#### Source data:
________
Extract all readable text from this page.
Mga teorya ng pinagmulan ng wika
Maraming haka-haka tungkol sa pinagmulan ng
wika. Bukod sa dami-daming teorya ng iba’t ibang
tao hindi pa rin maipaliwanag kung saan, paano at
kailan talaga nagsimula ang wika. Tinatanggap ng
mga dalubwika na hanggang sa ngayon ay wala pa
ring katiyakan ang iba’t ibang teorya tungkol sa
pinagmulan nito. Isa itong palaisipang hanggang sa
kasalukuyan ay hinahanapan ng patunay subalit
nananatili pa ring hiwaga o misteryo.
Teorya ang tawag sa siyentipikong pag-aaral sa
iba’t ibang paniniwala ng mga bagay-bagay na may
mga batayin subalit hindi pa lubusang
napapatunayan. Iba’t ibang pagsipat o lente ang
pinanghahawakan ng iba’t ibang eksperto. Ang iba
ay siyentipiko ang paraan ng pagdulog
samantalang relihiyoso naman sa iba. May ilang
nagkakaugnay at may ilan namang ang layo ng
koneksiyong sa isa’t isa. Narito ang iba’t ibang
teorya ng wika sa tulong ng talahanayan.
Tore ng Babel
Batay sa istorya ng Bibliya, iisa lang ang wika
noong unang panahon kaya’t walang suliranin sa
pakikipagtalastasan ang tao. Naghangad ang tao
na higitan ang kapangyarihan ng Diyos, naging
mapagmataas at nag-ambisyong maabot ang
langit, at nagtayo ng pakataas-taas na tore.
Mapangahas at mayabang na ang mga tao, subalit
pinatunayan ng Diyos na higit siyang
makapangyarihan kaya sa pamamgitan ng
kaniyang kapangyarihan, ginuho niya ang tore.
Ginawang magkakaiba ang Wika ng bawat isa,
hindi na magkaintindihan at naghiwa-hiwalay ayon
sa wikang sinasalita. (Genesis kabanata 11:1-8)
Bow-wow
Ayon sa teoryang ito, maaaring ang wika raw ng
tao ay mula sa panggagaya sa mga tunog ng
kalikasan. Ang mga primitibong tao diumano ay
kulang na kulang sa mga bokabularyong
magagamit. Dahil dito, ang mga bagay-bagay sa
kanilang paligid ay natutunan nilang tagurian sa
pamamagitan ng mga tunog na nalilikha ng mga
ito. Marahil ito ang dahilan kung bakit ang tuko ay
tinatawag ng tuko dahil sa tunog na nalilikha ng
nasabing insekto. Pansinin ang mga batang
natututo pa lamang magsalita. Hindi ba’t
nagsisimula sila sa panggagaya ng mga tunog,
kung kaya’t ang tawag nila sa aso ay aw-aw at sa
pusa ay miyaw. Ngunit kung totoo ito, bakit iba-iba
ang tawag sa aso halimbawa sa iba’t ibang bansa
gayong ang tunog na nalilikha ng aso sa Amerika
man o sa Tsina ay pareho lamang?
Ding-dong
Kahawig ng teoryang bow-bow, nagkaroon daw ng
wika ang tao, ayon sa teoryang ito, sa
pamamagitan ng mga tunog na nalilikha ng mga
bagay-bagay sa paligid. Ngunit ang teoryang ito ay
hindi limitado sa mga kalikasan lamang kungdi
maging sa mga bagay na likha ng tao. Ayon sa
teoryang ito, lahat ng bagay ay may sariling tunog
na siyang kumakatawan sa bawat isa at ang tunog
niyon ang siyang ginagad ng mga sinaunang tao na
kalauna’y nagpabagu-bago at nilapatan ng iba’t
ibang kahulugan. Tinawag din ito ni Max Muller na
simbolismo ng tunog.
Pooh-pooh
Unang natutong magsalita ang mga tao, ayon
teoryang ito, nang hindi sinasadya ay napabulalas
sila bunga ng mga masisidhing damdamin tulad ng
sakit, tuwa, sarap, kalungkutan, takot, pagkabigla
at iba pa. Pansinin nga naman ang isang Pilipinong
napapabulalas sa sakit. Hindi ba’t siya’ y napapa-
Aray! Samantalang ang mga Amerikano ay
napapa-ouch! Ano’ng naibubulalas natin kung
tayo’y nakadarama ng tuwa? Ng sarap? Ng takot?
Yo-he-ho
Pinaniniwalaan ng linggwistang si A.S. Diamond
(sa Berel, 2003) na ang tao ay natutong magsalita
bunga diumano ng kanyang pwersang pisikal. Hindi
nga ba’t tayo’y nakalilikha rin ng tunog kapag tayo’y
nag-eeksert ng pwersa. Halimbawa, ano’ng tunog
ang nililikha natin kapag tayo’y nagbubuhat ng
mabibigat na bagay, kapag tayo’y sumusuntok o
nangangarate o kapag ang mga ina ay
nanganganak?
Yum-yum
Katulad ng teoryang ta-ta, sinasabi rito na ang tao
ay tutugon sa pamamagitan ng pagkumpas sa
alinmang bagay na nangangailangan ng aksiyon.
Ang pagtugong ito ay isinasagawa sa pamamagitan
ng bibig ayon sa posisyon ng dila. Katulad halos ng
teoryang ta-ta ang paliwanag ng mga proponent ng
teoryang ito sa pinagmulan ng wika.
________
#### Requirement:
Report every line in the data that holds "paligid", copying each one.

#### Written answer:
kanilang paligid ay natutunan nilang tagurian sa
bagay-bagay sa paligid. Ngunit ang teoryang ito ay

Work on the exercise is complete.